▶ _EXERCISE_
Copy out each line below that has the word "title" in it.

** START **

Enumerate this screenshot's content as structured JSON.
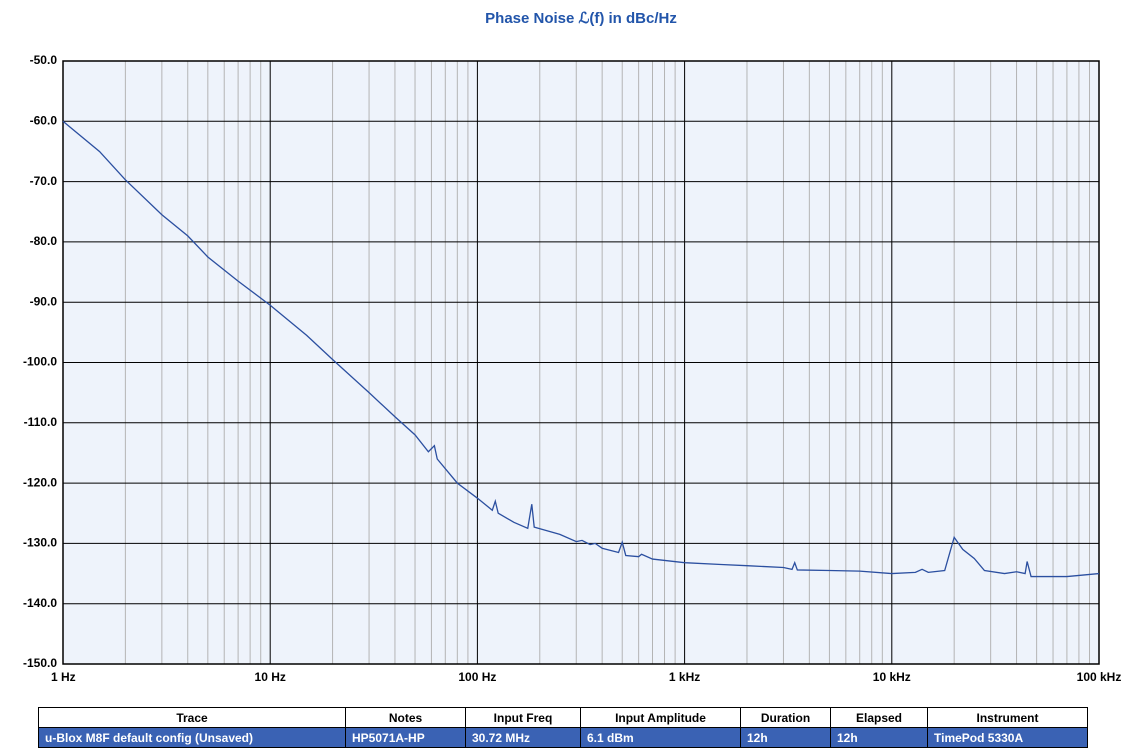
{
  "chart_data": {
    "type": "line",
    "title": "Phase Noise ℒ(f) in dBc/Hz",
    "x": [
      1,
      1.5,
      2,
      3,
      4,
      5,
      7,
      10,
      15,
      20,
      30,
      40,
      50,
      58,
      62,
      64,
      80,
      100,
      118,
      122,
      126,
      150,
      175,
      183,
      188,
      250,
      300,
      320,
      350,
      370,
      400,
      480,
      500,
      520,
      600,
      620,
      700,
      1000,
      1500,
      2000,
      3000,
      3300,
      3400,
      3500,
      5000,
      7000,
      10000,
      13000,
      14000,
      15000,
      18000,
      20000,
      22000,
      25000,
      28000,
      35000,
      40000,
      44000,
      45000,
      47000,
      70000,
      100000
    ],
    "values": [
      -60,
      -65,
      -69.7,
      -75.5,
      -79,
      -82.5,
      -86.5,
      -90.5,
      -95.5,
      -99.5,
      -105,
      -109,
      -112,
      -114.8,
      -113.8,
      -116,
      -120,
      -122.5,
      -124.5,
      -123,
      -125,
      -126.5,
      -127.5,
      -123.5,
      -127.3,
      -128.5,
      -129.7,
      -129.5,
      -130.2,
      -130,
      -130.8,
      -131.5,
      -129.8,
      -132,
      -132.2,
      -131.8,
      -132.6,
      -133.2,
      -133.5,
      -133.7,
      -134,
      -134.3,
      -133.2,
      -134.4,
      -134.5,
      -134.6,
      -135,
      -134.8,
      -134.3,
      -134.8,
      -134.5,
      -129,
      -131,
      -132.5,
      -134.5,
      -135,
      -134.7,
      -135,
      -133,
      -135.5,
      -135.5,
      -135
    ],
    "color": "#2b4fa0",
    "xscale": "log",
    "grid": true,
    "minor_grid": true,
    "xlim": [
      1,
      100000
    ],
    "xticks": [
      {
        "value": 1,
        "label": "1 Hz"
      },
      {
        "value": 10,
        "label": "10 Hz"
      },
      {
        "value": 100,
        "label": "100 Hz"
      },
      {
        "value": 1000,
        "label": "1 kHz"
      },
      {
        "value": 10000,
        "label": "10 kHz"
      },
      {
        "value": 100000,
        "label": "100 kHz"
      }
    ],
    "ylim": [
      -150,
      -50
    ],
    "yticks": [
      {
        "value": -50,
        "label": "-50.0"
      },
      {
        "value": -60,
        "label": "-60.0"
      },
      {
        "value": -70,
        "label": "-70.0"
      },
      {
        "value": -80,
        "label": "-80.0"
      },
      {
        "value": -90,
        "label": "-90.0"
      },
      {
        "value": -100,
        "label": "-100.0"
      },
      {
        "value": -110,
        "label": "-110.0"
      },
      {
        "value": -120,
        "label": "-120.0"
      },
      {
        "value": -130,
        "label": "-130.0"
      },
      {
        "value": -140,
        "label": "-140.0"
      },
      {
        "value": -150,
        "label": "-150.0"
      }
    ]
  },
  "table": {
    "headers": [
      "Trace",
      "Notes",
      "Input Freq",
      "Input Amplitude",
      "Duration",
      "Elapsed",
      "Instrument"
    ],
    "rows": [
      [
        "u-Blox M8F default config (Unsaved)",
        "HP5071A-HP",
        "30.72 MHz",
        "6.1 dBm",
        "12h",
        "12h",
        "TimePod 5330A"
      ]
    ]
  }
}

** END **
** START **

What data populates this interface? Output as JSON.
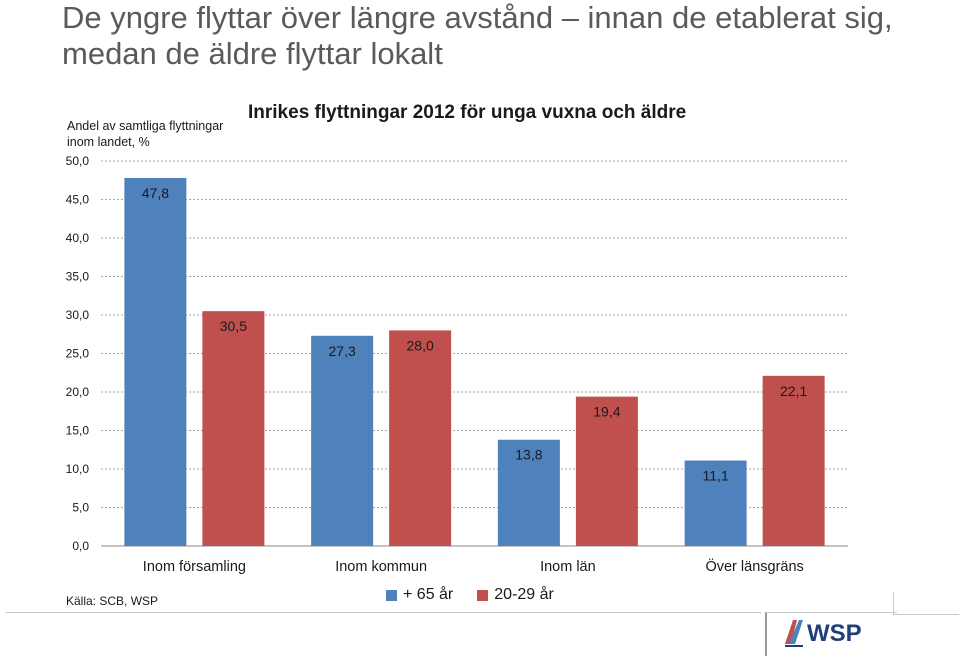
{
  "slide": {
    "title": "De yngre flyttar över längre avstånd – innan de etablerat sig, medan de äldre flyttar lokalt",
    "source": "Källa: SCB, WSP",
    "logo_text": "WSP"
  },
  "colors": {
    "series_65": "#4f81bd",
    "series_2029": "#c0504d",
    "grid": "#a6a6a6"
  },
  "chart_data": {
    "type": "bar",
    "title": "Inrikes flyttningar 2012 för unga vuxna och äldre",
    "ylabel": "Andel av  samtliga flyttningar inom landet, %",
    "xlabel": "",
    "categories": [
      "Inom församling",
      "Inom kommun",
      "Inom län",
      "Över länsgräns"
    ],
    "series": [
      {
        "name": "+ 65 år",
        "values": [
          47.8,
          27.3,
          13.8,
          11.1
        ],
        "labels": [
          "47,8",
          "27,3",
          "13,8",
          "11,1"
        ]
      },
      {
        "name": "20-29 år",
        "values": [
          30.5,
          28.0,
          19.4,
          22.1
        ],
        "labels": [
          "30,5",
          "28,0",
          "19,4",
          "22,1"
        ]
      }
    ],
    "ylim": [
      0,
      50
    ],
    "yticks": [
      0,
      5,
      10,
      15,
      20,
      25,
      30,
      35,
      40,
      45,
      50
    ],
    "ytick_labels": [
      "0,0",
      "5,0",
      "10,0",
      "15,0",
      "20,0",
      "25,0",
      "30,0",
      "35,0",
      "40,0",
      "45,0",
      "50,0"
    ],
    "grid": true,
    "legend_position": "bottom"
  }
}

** END **

▶ _ANSWER TO THIS PROBLEM_
    "title": "Phase Noise ℒ(f) in dBc/Hz",
    "title": "De yngre flyttar över längre avstånd – innan de etablerat sig, medan de äldre flyttar lokalt",
    "title": "Inrikes flyttningar 2012 för unga vuxna och äldre",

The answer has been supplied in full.